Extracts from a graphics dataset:
• • • • • • •

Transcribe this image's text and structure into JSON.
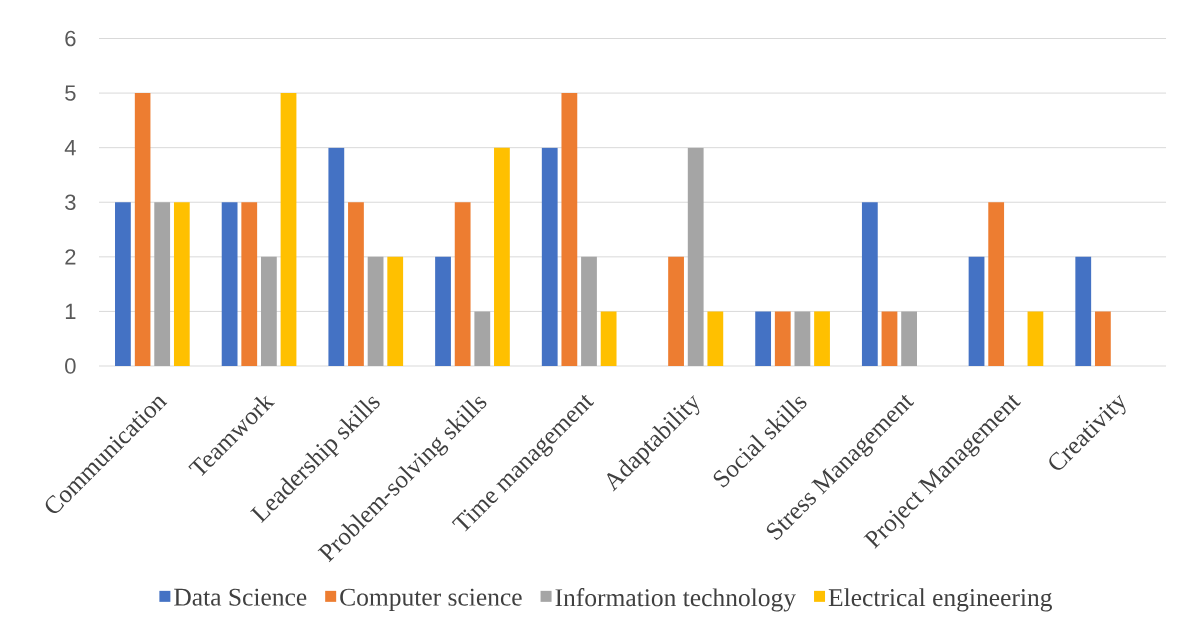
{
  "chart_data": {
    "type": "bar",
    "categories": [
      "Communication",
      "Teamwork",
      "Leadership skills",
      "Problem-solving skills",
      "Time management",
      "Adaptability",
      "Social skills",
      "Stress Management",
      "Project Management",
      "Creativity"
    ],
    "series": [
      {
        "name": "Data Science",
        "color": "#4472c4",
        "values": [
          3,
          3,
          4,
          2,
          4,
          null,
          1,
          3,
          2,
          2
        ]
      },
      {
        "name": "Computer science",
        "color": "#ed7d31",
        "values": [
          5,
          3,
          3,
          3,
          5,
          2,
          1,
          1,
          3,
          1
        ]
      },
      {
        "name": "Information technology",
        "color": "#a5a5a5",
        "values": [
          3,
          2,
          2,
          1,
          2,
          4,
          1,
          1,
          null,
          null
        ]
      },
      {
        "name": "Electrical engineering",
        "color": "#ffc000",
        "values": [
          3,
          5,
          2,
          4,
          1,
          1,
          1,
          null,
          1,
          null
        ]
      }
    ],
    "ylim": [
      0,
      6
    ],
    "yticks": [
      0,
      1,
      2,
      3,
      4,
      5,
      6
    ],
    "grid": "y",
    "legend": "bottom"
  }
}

• • • • • • •

Task statement
Set down every entry word for word, but omit the pictures.

Written answer
Transcribe this image's text and structure into JSON.
{
  "chart_data": {
    "type": "bar",
    "categories": [
      "Communication",
      "Teamwork",
      "Leadership skills",
      "Problem-solving skills",
      "Time management",
      "Adaptability",
      "Social skills",
      "Stress Management",
      "Project Management",
      "Creativity"
    ],
    "series": [
      {
        "name": "Data Science",
        "color": "#4472c4",
        "values": [
          3,
          3,
          4,
          2,
          4,
          null,
          1,
          3,
          2,
          2
        ]
      },
      {
        "name": "Computer science",
        "color": "#ed7d31",
        "values": [
          5,
          3,
          3,
          3,
          5,
          2,
          1,
          1,
          3,
          1
        ]
      },
      {
        "name": "Information technology",
        "color": "#a5a5a5",
        "values": [
          3,
          2,
          2,
          1,
          2,
          4,
          1,
          1,
          null,
          null
        ]
      },
      {
        "name": "Electrical engineering",
        "color": "#ffc000",
        "values": [
          3,
          5,
          2,
          4,
          1,
          1,
          1,
          null,
          1,
          null
        ]
      }
    ],
    "ylim": [
      0,
      6
    ],
    "yticks": [
      0,
      1,
      2,
      3,
      4,
      5,
      6
    ],
    "grid": "y",
    "legend": "bottom"
  }
}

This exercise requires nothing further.